**Trecho fornecido**
Ele não embarcou na contra-revolução de 1932. A propósito basta cotejá-lo com o
democrata e liberal Paulo Duarte, do jornal O
Estado de São Paulo, que foi delegado de ordem política e inimigo do
tenentista João Alberto interventor em São Paulo, acusando-o de comunista.
A
interpretação psicologizante da busca da rebeldia pelo seu envolvimento com
Pagu é tão equivocada quanto dizer que ele se tornou comunista porque sua
fortuna ficou abalada em 1929. Em 1931 Pagu e Oswald de Andrade vão se
encontrar com Luís Carlos Prestes no Uruguai. Embora tenha se impressionado com
a cultura do ex-tenentista, é arriscado afirmar que sua adesão ao marxismo
tenha sido por causa desse encontro em Montevidéu. Menos importante do que
enfatizar o erro de sua avaliação quanto à cultura marxista de Prestes nessa
época, que não era leitor de Fuerbach e de Hegel, vale mais chamar atenção para
o fato de que a descoberta oswaldiana de Marx, conforme se observa no jornal O Homem do Povo de 1931, não anula o
lastro intelectual de seu passado antropofágico; ao contrário, é justamente
isso que o diferencia enquanto marxista durante as décadas de 30, 40, e 50, ao
insistir na floresta dos trópicos e na humanidade indígena como elementos que
conferem especificidade ao Novo Mundo na América do Sul, e que terá alguns
pontos de convergência com a antropologia dialética desenvolvida por Darcy
Ribeiro apenas nos finais da década de 60, embora o educador dos Cieps não
tenha reconhecido a filiação antropofágica oswaldiana na conceituação de “povo
novo”. Seria forçar a barra da literatura comparada sustentar que é o
canibalismo dadaísta e futurista o elemento fecundador da antropofágica visão
de mundo de Oswald de Andrade, a qual ele nunca abandonou até o fim da vida,
cuja essência é a reflexão sobre o binômio natureza e colônia, trazendo um
ângulo novo no plano da cultura, indo além da interpretação do Brasil como uma
empresa colonial do capitalismo mercantil.

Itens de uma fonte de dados
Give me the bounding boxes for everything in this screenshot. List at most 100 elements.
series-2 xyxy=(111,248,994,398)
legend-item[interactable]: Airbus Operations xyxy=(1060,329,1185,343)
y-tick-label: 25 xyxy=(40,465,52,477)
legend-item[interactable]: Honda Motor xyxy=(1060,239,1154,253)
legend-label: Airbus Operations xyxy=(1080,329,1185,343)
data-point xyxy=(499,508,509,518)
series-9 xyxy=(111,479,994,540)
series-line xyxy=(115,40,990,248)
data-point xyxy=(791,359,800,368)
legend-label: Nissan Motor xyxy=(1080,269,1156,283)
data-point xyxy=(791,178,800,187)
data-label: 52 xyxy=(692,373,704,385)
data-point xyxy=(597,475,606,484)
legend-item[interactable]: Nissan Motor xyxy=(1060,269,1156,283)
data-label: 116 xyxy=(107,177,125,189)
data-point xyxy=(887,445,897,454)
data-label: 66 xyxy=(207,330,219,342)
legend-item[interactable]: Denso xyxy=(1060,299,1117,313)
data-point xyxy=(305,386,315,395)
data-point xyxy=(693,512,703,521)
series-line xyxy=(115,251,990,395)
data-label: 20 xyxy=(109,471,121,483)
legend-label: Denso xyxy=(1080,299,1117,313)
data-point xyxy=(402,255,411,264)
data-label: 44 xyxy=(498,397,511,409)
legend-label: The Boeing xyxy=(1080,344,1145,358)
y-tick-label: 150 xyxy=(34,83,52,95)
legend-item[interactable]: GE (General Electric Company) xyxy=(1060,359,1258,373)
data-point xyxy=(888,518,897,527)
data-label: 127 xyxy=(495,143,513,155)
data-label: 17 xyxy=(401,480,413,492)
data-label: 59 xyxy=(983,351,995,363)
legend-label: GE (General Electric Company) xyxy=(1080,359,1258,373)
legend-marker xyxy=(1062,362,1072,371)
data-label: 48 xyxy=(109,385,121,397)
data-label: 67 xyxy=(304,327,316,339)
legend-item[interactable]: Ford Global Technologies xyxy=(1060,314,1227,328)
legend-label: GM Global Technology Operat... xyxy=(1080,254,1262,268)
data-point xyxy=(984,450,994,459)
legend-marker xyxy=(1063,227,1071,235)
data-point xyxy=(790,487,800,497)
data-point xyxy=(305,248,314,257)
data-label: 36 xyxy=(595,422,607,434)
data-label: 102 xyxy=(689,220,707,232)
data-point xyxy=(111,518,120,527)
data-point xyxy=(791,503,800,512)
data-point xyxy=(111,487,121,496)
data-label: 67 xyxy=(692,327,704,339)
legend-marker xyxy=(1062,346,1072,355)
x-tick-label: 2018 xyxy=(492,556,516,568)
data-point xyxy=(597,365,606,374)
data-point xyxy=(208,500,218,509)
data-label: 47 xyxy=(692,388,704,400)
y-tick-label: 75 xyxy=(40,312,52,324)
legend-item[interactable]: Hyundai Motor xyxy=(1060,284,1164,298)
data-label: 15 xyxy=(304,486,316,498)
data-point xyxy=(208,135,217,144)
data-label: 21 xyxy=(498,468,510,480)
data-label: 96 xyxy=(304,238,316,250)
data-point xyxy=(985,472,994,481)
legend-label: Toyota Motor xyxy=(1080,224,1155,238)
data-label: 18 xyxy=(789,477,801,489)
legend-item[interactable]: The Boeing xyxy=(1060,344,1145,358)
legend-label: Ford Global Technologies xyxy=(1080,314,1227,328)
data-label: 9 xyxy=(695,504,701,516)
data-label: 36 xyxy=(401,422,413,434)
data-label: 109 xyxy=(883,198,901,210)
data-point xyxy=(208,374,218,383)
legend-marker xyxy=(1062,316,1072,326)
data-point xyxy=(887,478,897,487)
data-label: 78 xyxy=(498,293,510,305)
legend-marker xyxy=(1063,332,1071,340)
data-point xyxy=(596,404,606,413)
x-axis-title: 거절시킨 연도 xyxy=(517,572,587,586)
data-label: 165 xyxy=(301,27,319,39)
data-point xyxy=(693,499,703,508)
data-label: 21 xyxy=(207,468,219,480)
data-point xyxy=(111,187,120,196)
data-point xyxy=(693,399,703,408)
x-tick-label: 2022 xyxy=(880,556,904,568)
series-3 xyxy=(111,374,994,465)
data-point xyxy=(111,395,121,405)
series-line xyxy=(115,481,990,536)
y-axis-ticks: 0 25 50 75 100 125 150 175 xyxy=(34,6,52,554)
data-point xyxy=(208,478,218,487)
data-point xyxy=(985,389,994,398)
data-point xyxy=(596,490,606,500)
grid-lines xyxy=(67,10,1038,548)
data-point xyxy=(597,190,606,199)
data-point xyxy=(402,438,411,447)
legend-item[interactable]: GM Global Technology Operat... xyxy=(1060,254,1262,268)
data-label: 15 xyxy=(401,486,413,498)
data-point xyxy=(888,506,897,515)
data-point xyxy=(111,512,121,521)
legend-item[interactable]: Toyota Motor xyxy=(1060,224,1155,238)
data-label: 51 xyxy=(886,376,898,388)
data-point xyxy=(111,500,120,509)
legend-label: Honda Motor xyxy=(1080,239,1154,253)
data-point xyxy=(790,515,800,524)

**Detalhes da tarefa**
Responda com base no trecho sobre Oswald de Andrade:
1. Em que ano e em que país Pagu e Oswald de Andrade se encontraram com Luís Carlos Prestes?
2. Em que jornal de 1931 se observa a descoberta oswaldiana de Marx?
3. Qual é a essência da visão de mundo antropofágica de Oswald de Andrade?
Os registros são um material à parte, independente do trecho.

**Área de resposta**
1. Em 1931, no Uruguai (em Montevidéu).
2. No jornal O Homem do Povo.
3. A reflexão sobre o binômio natureza e colônia.